Problem statement: In the listing that follows, count each line containing the string "Дорожное" and report only the count.

Dataset rows:
· · · ·

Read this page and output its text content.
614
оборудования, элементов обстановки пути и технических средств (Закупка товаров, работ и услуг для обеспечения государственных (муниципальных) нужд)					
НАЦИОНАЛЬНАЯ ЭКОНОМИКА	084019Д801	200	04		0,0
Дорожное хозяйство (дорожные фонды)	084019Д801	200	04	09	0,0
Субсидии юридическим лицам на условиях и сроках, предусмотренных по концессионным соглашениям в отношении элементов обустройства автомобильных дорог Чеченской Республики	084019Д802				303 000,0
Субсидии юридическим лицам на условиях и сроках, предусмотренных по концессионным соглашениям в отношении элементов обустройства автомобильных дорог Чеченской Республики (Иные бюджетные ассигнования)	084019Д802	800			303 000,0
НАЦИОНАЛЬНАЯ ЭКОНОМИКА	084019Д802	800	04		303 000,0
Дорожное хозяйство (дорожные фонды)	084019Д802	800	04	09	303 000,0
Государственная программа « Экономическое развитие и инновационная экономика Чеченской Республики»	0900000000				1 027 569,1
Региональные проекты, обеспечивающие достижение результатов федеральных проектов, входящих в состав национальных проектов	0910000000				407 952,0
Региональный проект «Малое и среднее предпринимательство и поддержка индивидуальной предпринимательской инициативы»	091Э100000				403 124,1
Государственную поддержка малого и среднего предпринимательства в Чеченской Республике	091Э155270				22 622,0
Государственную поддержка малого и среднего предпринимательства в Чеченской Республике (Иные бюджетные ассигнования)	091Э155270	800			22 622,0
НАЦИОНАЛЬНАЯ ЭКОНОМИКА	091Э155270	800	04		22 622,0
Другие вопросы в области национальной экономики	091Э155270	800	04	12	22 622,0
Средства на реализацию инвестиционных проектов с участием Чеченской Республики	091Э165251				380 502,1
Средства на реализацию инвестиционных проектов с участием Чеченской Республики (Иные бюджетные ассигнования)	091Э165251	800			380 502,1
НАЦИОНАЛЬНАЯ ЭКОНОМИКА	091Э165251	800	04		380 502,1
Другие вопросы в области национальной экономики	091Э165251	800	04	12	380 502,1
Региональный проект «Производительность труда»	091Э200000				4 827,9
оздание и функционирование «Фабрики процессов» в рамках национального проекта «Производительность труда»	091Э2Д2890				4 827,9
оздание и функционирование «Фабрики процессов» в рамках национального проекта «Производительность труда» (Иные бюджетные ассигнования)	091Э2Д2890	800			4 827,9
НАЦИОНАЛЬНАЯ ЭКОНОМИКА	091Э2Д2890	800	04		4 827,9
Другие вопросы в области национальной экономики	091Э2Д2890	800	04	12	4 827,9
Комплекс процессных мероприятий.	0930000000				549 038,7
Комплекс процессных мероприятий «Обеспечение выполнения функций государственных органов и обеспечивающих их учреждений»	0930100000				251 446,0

· · · ·

Correct response: 2